Dataset items:
-- Start --
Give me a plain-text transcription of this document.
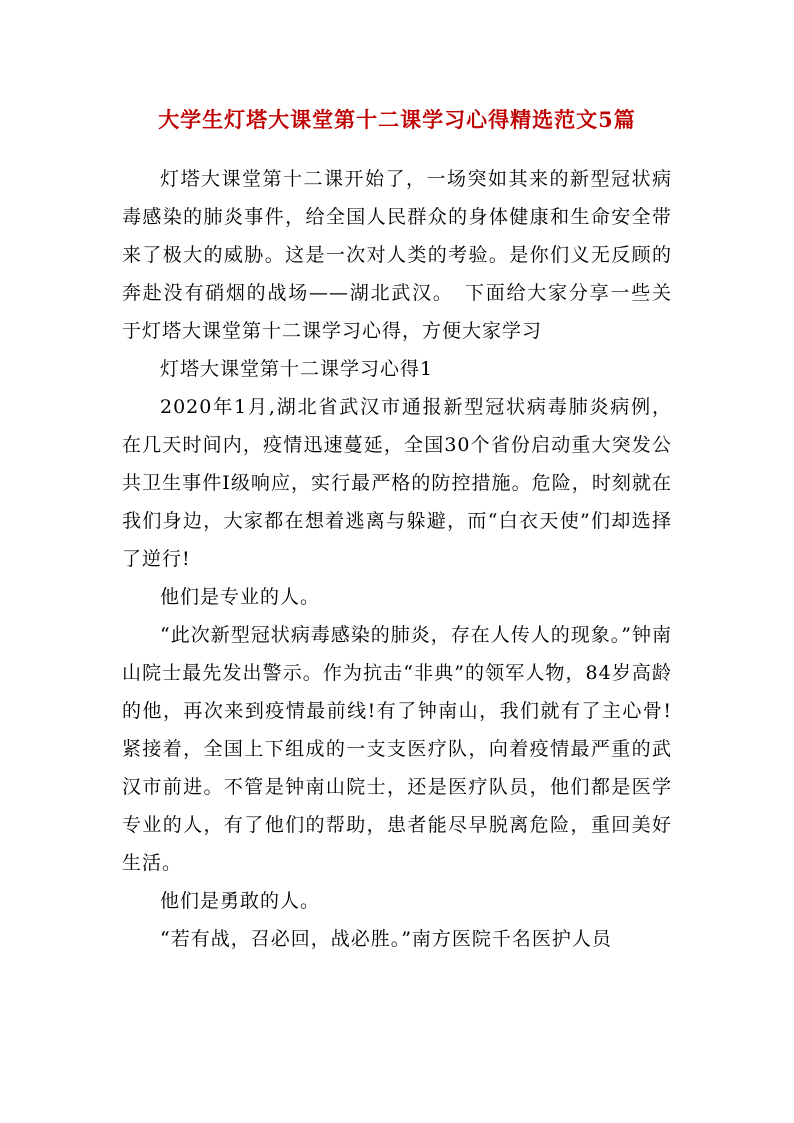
大学生灯塔大课堂第十二课学习心得精选范文5篇

灯塔大课堂第十二课开始了，一场突如其来的新型冠状病毒感染的肺炎事件，给全国人民群众的身体健康和生命安全带来了极大的威胁。这是一次对人类的考验。是你们义无反顾的奔赴没有硝烟的战场——湖北武汉。　下面给大家分享一些关于灯塔大课堂第十二课学习心得，方便大家学习

灯塔大课堂第十二课学习心得1

2020年1月,湖北省武汉市通报新型冠状病毒肺炎病例，在几天时间内，疫情迅速蔓延，全国30个省份启动重大突发公共卫生事件Ⅰ级响应，实行最严格的防控措施。危险，时刻就在我们身边，大家都在想着逃离与躲避，而“白衣天使”们却选择了逆行!

他们是专业的人。

“此次新型冠状病毒感染的肺炎，存在人传人的现象。”钟南山院士最先发出警示。作为抗击“非典”的领军人物，84岁高龄的他，再次来到疫情最前线!有了钟南山，我们就有了主心骨!紧接着，全国上下组成的一支支医疗队，向着疫情最严重的武汉市前进。不管是钟南山院士，还是医疗队员，他们都是医学专业的人，有了他们的帮助，患者能尽早脱离危险，重回美好生活。

他们是勇敢的人。

“若有战，召必回，战必胜。”南方医院千名医护人员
-- End --
Exclude the images and reproduce the remaining data exactly.

▸ Worked answer:
Give me a plain-text transcription of this document.
大学生灯塔大课堂第十二课学习心得精选范文5篇

灯塔大课堂第十二课开始了，一场突如其来的新型冠状病毒感染的肺炎事件，给全国人民群众的身体健康和生命安全带来了极大的威胁。这是一次对人类的考验。是你们义无反顾的奔赴没有硝烟的战场——湖北武汉。　下面给大家分享一些关于灯塔大课堂第十二课学习心得，方便大家学习

灯塔大课堂第十二课学习心得1

2020年1月,湖北省武汉市通报新型冠状病毒肺炎病例，在几天时间内，疫情迅速蔓延，全国30个省份启动重大突发公共卫生事件Ⅰ级响应，实行最严格的防控措施。危险，时刻就在我们身边，大家都在想着逃离与躲避，而“白衣天使”们却选择了逆行!

他们是专业的人。

“此次新型冠状病毒感染的肺炎，存在人传人的现象。”钟南山院士最先发出警示。作为抗击“非典”的领军人物，84岁高龄的他，再次来到疫情最前线!有了钟南山，我们就有了主心骨!紧接着，全国上下组成的一支支医疗队，向着疫情最严重的武汉市前进。不管是钟南山院士，还是医疗队员，他们都是医学专业的人，有了他们的帮助，患者能尽早脱离危险，重回美好生活。

他们是勇敢的人。

“若有战，召必回，战必胜。”南方医院千名医护人员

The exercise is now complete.